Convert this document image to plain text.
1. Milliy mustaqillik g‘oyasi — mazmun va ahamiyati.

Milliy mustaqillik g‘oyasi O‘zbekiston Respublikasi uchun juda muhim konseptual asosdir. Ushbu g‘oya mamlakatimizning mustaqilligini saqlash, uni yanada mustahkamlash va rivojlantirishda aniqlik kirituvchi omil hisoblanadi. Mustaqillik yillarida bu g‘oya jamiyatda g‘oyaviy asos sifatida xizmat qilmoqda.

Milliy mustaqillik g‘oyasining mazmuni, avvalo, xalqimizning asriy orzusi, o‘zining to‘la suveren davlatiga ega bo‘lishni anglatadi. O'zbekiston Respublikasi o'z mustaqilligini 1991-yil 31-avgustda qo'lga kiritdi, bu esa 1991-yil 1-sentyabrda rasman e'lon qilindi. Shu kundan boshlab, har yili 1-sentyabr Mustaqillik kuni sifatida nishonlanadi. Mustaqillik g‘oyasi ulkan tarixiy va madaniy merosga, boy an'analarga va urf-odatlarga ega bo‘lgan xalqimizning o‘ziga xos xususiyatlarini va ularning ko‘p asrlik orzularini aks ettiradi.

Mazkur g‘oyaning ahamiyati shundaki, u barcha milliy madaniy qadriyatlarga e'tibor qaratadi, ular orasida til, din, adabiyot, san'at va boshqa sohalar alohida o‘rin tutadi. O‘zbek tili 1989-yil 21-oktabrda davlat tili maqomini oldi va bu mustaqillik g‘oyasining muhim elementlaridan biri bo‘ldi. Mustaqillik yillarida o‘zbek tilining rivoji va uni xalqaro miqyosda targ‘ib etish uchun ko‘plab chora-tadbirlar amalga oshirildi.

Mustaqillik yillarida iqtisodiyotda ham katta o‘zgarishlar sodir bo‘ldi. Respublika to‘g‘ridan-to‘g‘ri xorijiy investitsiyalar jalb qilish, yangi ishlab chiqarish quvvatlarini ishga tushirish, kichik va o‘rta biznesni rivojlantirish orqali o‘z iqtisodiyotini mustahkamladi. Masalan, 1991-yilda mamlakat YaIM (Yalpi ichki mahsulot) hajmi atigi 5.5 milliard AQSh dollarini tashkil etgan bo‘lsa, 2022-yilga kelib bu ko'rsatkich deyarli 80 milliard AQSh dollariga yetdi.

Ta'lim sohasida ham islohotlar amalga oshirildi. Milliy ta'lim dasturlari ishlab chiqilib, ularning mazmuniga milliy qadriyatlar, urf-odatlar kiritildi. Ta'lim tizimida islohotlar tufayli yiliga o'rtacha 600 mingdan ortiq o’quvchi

━━━━

Above are the records; retype every one exactly.

Convert this document image to plain text.
1. Milliy mustaqillik g‘oyasi — mazmun va ahamiyati.

Milliy mustaqillik g‘oyasi O‘zbekiston Respublikasi uchun juda muhim konseptual asosdir. Ushbu g‘oya mamlakatimizning mustaqilligini saqlash, uni yanada mustahkamlash va rivojlantirishda aniqlik kirituvchi omil hisoblanadi. Mustaqillik yillarida bu g‘oya jamiyatda g‘oyaviy asos sifatida xizmat qilmoqda.

Milliy mustaqillik g‘oyasining mazmuni, avvalo, xalqimizning asriy orzusi, o‘zining to‘la suveren davlatiga ega bo‘lishni anglatadi. O'zbekiston Respublikasi o'z mustaqilligini 1991-yil 31-avgustda qo'lga kiritdi, bu esa 1991-yil 1-sentyabrda rasman e'lon qilindi. Shu kundan boshlab, har yili 1-sentyabr Mustaqillik kuni sifatida nishonlanadi. Mustaqillik g‘oyasi ulkan tarixiy va madaniy merosga, boy an'analarga va urf-odatlarga ega bo‘lgan xalqimizning o‘ziga xos xususiyatlarini va ularning ko‘p asrlik orzularini aks ettiradi.

Mazkur g‘oyaning ahamiyati shundaki, u barcha milliy madaniy qadriyatlarga e'tibor qaratadi, ular orasida til, din, adabiyot, san'at va boshqa sohalar alohida o‘rin tutadi. O‘zbek tili 1989-yil 21-oktabrda davlat tili maqomini oldi va bu mustaqillik g‘oyasining muhim elementlaridan biri bo‘ldi. Mustaqillik yillarida o‘zbek tilining rivoji va uni xalqaro miqyosda targ‘ib etish uchun ko‘plab chora-tadbirlar amalga oshirildi.

Mustaqillik yillarida iqtisodiyotda ham katta o‘zgarishlar sodir bo‘ldi. Respublika to‘g‘ridan-to‘g‘ri xorijiy investitsiyalar jalb qilish, yangi ishlab chiqarish quvvatlarini ishga tushirish, kichik va o‘rta biznesni rivojlantirish orqali o‘z iqtisodiyotini mustahkamladi. Masalan, 1991-yilda mamlakat YaIM (Yalpi ichki mahsulot) hajmi atigi 5.5 milliard AQSh dollarini tashkil etgan bo‘lsa, 2022-yilga kelib bu ko'rsatkich deyarli 80 milliard AQSh dollariga yetdi.

Ta'lim sohasida ham islohotlar amalga oshirildi. Milliy ta'lim dasturlari ishlab chiqilib, ularning mazmuniga milliy qadriyatlar, urf-odatlar kiritildi. Ta'lim tizimida islohotlar tufayli yiliga o'rtacha 600 mingdan ortiq o’quvchi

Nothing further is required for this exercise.